Le Pacte européen pour les migrations et l’asile : mieux lier responsabilité et solidarité
La philosophie du Pacte migratoire européen proposé fin 2020 par la Commission européenne est simple. Il s’agit d’abord d’organiser une solidarité prévisible, définie à l’avance avec les États de première ligne dans toutes les circonstances où leur capacité « normale » d’accueil est mise en danger. La solidarité est obligatoire, mais flexible. Elle doit s’accomplir de préférence au moyen de « relocalisations »[6] sinon par une contribution financière recueillie et redistribuée par l’UE. Le soutien financier de l’UE est acquis aux pays de première entrée. En second lieu, pour réduire a priori la charge de l’accueil, une « procédure aux frontières extérieures » est mise en place comportant un système de filtrage, pour déceler précocement les demandes infondées et rendre plus efficaces les retours. En échange de ces dispositions, solidarité et prévention, les pays de première entrée assument la responsabilité effective des contrôles et le cas échéant de l’instruction de l’asile[7].

* **DONNÉES ENREGISTRÉES**
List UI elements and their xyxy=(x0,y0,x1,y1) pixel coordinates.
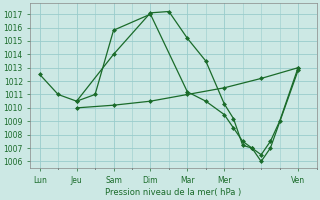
X-axis label: Pression niveau de la mer( hPa ): Pression niveau de la mer( hPa ) xyxy=(105,188,242,197)
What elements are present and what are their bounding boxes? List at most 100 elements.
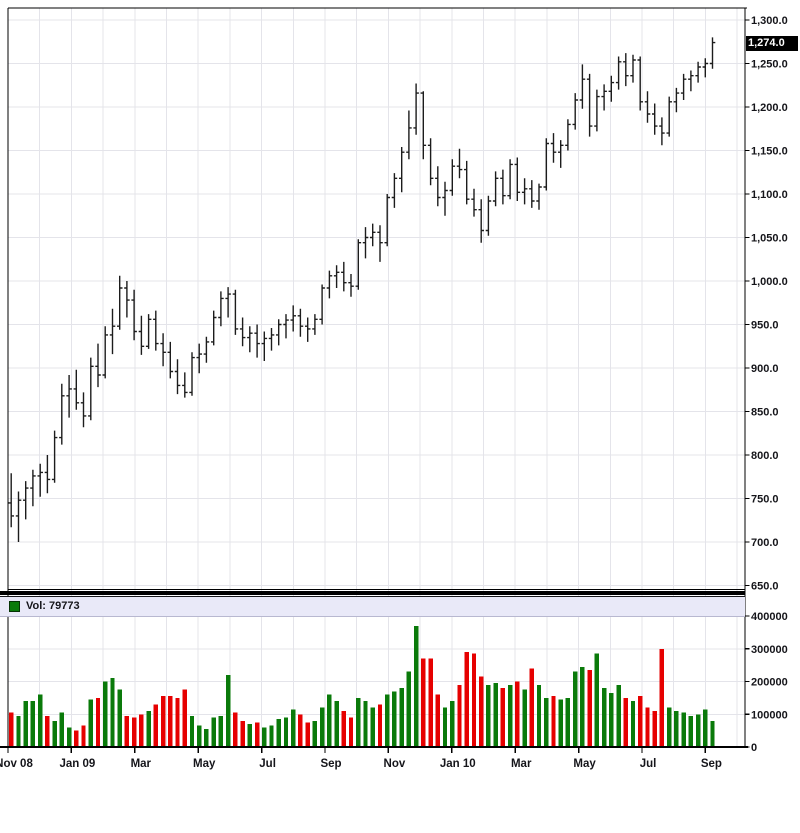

* **CONSIGNE**
Répondez en vous appuyant sur le texte consacré au Pacte européen pour les migrations et l’asile.
1. Quelle institution a proposé le Pacte, et à quel moment ?
2. Par quel moyen la solidarité doit-elle s’accomplir de préférence, et quelle est l’autre possibilité ?
3. À quoi doit servir le système de filtrage prévu par la procédure aux frontières extérieures ?

* **RÉPONSE**
1. La Commission européenne l’a proposé fin 2020.
2. La solidarité doit s’accomplir de préférence au moyen de relocalisations, sinon par une contribution financière recueillie et redistribuée par l’UE.
3. Il doit servir à déceler précocement les demandes infondées et à rendre plus efficaces les retours.